What you should do: Please output every line of the material as it stands, without the pictures.

Recorded data:
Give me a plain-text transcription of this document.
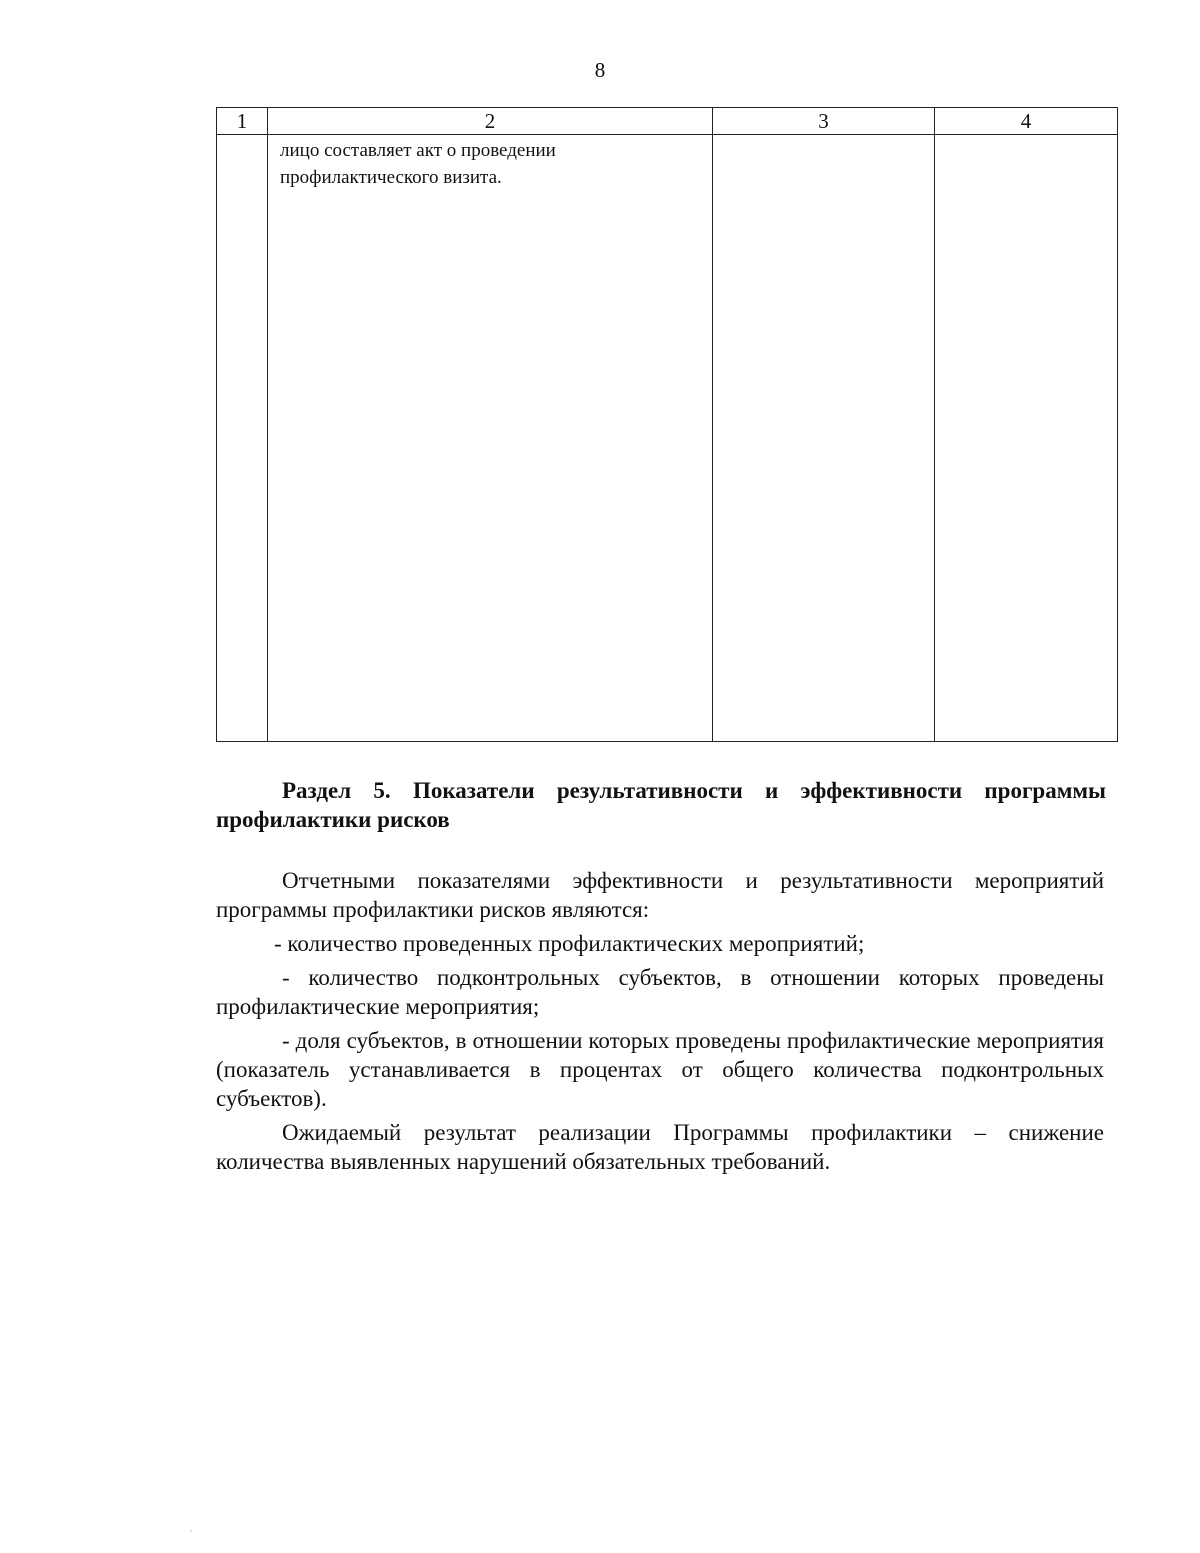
8
1	2	3	4

	лицо составляет акт о проведении профилактического визита.		

Раздел 5. Показатели результативности и эффективности программы профилактики рисков

Отчетными показателями эффективности и результативности мероприятий программы профилактики рисков являются:

- количество проведенных профилактических мероприятий;

- количество подконтрольных субъектов, в отношении которых проведены профилактические мероприятия;

- доля субъектов, в отношении которых проведены профилактические мероприятия (показатель устанавливается в процентах от общего количества подконтрольных субъектов).

Ожидаемый результат реализации Программы профилактики – снижение количества выявленных нарушений обязательных требований.
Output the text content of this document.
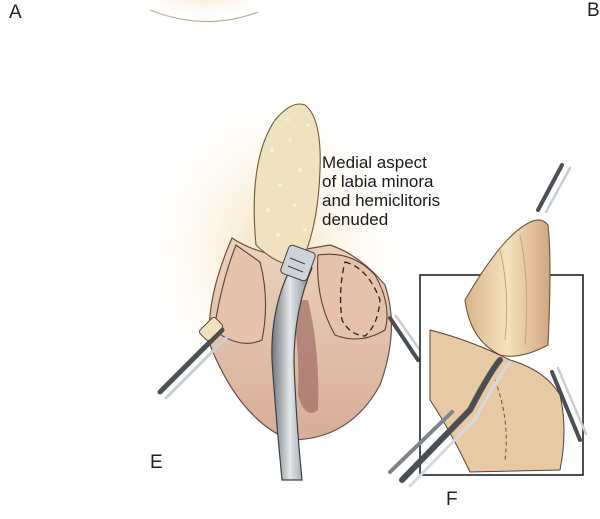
A	B
E
F
Medial aspect
of labia minora
and hemiclitoris
denuded
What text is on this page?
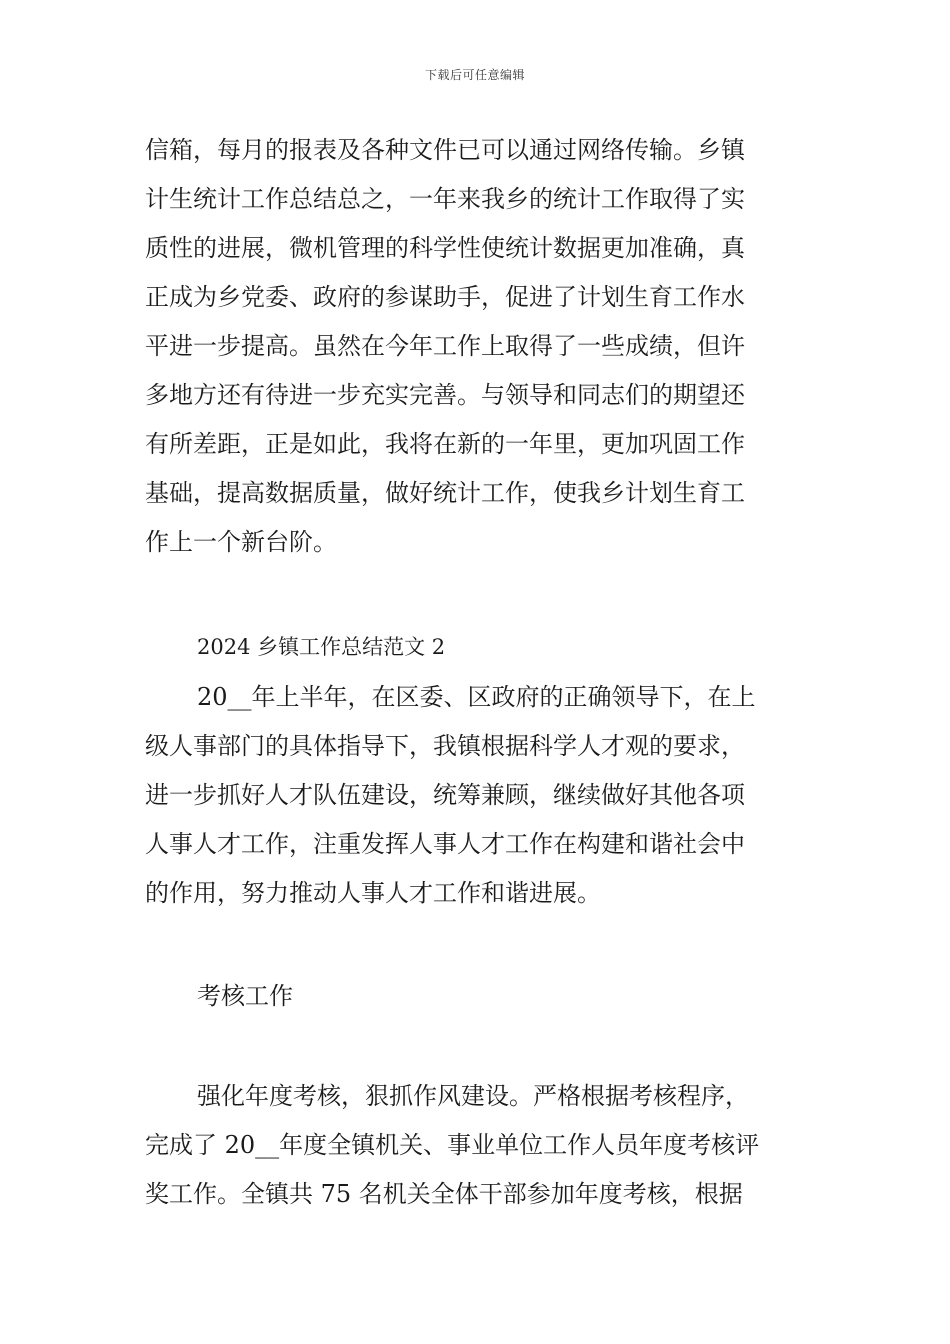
下载后可任意编辑
信箱，每月的报表及各种文件已可以通过网络传输。乡镇
计生统计工作总结总之，一年来我乡的统计工作取得了实
质性的进展，微机管理的科学性使统计数据更加准确，真
正成为乡党委、政府的参谋助手，促进了计划生育工作水
平进一步提高。虽然在今年工作上取得了一些成绩，但许
多地方还有待进一步充实完善。与领导和同志们的期望还
有所差距，正是如此，我将在新的一年里，更加巩固工作
基础，提高数据质量，做好统计工作，使我乡计划生育工
作上一个新台阶。
2024 乡镇工作总结范文 2
20__年上半年，在区委、区政府的正确领导下，在上
级人事部门的具体指导下，我镇根据科学人才观的要求，
进一步抓好人才队伍建设，统筹兼顾，继续做好其他各项
人事人才工作，注重发挥人事人才工作在构建和谐社会中
的作用，努力推动人事人才工作和谐进展。
考核工作
强化年度考核，狠抓作风建设。严格根据考核程序，
完成了 20__年度全镇机关、事业单位工作人员年度考核评
奖工作。全镇共 75 名机关全体干部参加年度考核，根据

Task solution:
Give me a plain-text transcription of this document.
8
1	2	3	4

	лицо составляет акт о проведении профилактического визита.		

Раздел 5. Показатели результативности и эффективности программы профилактики рисков

Отчетными показателями эффективности и результативности мероприятий программы профилактики рисков являются:

- количество проведенных профилактических мероприятий;

- количество подконтрольных субъектов, в отношении которых проведены профилактические мероприятия;

- доля субъектов, в отношении которых проведены профилактические мероприятия (показатель устанавливается в процентах от общего количества подконтрольных субъектов).

Ожидаемый результат реализации Программы профилактики – снижение количества выявленных нарушений обязательных требований.
Output the text content of this document.
A	B
E
F
Medial aspect
of labia minora
and hemiclitoris
denuded
What text is on this page?
下载后可任意编辑
信箱，每月的报表及各种文件已可以通过网络传输。乡镇
计生统计工作总结总之，一年来我乡的统计工作取得了实
质性的进展，微机管理的科学性使统计数据更加准确，真
正成为乡党委、政府的参谋助手，促进了计划生育工作水
平进一步提高。虽然在今年工作上取得了一些成绩，但许
多地方还有待进一步充实完善。与领导和同志们的期望还
有所差距，正是如此，我将在新的一年里，更加巩固工作
基础，提高数据质量，做好统计工作，使我乡计划生育工
作上一个新台阶。
2024 乡镇工作总结范文 2
20__年上半年，在区委、区政府的正确领导下，在上
级人事部门的具体指导下，我镇根据科学人才观的要求，
进一步抓好人才队伍建设，统筹兼顾，继续做好其他各项
人事人才工作，注重发挥人事人才工作在构建和谐社会中
的作用，努力推动人事人才工作和谐进展。
考核工作
强化年度考核，狠抓作风建设。严格根据考核程序，
完成了 20__年度全镇机关、事业单位工作人员年度考核评
奖工作。全镇共 75 名机关全体干部参加年度考核，根据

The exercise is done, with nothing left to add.